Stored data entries

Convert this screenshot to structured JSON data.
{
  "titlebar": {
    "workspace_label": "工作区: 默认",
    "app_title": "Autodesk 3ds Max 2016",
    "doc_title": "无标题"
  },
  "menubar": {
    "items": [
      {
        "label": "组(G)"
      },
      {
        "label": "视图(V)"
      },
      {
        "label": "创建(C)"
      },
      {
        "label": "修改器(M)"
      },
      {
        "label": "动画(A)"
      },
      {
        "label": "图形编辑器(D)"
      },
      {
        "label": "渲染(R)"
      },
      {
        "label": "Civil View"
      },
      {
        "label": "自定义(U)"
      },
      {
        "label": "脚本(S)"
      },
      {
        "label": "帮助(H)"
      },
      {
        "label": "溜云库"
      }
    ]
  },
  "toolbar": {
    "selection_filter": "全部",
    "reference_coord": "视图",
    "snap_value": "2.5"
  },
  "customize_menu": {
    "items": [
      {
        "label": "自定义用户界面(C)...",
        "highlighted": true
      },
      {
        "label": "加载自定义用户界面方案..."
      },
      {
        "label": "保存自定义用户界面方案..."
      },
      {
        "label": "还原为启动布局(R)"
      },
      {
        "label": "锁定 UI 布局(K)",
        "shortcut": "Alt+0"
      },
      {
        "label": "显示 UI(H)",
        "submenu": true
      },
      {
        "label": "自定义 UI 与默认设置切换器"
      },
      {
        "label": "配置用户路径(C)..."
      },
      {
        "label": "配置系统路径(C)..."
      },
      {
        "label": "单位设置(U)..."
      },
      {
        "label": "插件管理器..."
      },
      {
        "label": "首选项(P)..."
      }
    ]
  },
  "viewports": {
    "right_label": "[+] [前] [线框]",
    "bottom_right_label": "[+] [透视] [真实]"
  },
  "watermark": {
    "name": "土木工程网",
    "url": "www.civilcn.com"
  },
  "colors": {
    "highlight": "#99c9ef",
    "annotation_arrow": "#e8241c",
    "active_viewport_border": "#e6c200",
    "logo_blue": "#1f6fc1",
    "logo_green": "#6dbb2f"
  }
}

What the task asks: Exactly reproduce all of the entries above.

Worked solution:
Convert this screenshot to structured JSON data.
{
  "titlebar": {
    "workspace_label": "工作区: 默认",
    "app_title": "Autodesk 3ds Max 2016",
    "doc_title": "无标题"
  },
  "menubar": {
    "items": [
      {
        "label": "组(G)"
      },
      {
        "label": "视图(V)"
      },
      {
        "label": "创建(C)"
      },
      {
        "label": "修改器(M)"
      },
      {
        "label": "动画(A)"
      },
      {
        "label": "图形编辑器(D)"
      },
      {
        "label": "渲染(R)"
      },
      {
        "label": "Civil View"
      },
      {
        "label": "自定义(U)"
      },
      {
        "label": "脚本(S)"
      },
      {
        "label": "帮助(H)"
      },
      {
        "label": "溜云库"
      }
    ]
  },
  "toolbar": {
    "selection_filter": "全部",
    "reference_coord": "视图",
    "snap_value": "2.5"
  },
  "customize_menu": {
    "items": [
      {
        "label": "自定义用户界面(C)...",
        "highlighted": true
      },
      {
        "label": "加载自定义用户界面方案..."
      },
      {
        "label": "保存自定义用户界面方案..."
      },
      {
        "label": "还原为启动布局(R)"
      },
      {
        "label": "锁定 UI 布局(K)",
        "shortcut": "Alt+0"
      },
      {
        "label": "显示 UI(H)",
        "submenu": true
      },
      {
        "label": "自定义 UI 与默认设置切换器"
      },
      {
        "label": "配置用户路径(C)..."
      },
      {
        "label": "配置系统路径(C)..."
      },
      {
        "label": "单位设置(U)..."
      },
      {
        "label": "插件管理器..."
      },
      {
        "label": "首选项(P)..."
      }
    ]
  },
  "viewports": {
    "right_label": "[+] [前] [线框]",
    "bottom_right_label": "[+] [透视] [真实]"
  },
  "watermark": {
    "name": "土木工程网",
    "url": "www.civilcn.com"
  },
  "colors": {
    "highlight": "#99c9ef",
    "annotation_arrow": "#e8241c",
    "active_viewport_border": "#e6c200",
    "logo_blue": "#1f6fc1",
    "logo_green": "#6dbb2f"
  }
}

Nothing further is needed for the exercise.